If growth continues as projected, Kasasa will
soon represent a branch network larger than Bank of America, Chase
or Wells Fargo and have a $100m marketing budget that will rival
the media spend of any megabank.

The bigger the Kasasa network grows, the
better for its members – all of which put their entire marketing
budget into one collective fund – and the more able they will be to
compete against regional and national rivals.

“If they were one bank, Kasasa would represent
the 18th largest branch network in the country and the 15th largest
media budget among financial institutions in the United States,”
Kraicek says. “It’s about levelling the playing field a bit.”

By arming community banks and credit unions
with a megabank-sized R&D budget and marketing campaign, and by
tapping the collective brains of hundreds of bankers, they’ve come
up with some of the most popular banking products in the
marketplace.

The latest wrinkle: Kasasa 360, an integrated
online and mobile banking dashboard, complete with the aggregation
and personal financial management tools featured by the national
players.

Kraicek says that the product is a direct
result of feedback from customers, particularly those stolen away
from the big banks.

“They told us that they loved the personal
service and small-bank feel, but they really missed a high-end
online banking package,” he says.

“So we worked to create a user experience that
closes the gap between the community bank and the megabank.”

Beyond deepening the account holder
relationship and increasing client retention, the Kasasa 360
platform has been designed to help participating community banks
and credit unions drive greater revenues and facilitate more
cross-sales activities.

Kasasa 360 joins the other products in the
line-up including the core product, Kasasa Checking.

The account, which Kraicek said has been the
driver of the programme’s growth, comes with no minimum balance,
free online bill pay and reimbursement of ATM fees up to about $30
per month, as long as customers make a minimum amount of debit card
purchases per month, have at least one automatic bill payment or
direct-deposit transfer and receive bank statements online.

Kasasa also offers a high-interest savings
account, Kasasa Giving, a component of the checking account that
directs a portion of the interest earned as well as a cut of debit
purchases of $10 or more to a charity; and Kasasa Tunes, where
users can earn up to 10 free iTunes downloads a month.

All Kasasa products are free accounts, with no
minimum balance, no monthly fees, free online banking and
nationwide ATM fee refunds.

It’s a product set that allows Kasasa partners
to go toe-to-toe with the big banks in their market – banks that
differ from state to state and region to region.

**Request**
Answer these questions about the Kasasa text, one per line:
1. If its members were one bank, what rank would Kasasa's branch network hold in the country, according to Kraicek?
2. What did customers who came from the big banks say they really missed?
3. How many free iTunes downloads a month can Kasasa Tunes users earn?
Rely only on the Kasasa text for your answers.

**Data excerpt**

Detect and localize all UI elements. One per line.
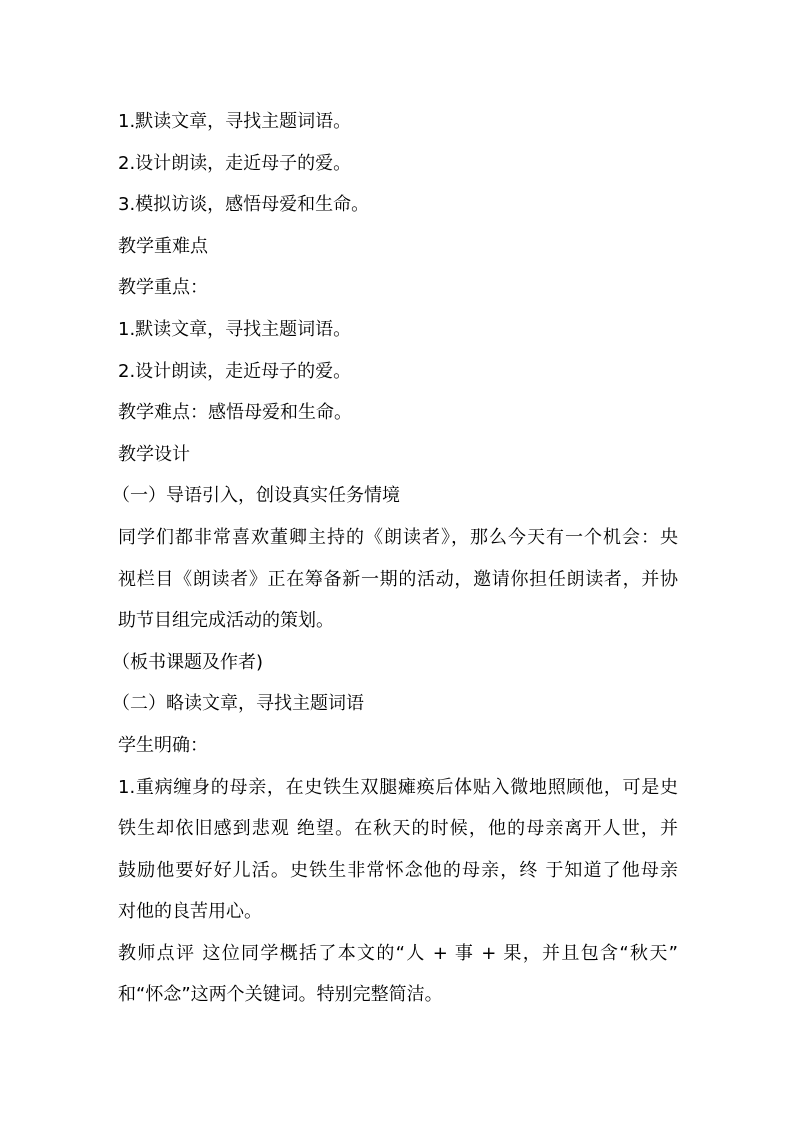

**Task result**
1. The 18th largest branch network in the country.
2. A high-end online banking package.
3. Up to 10.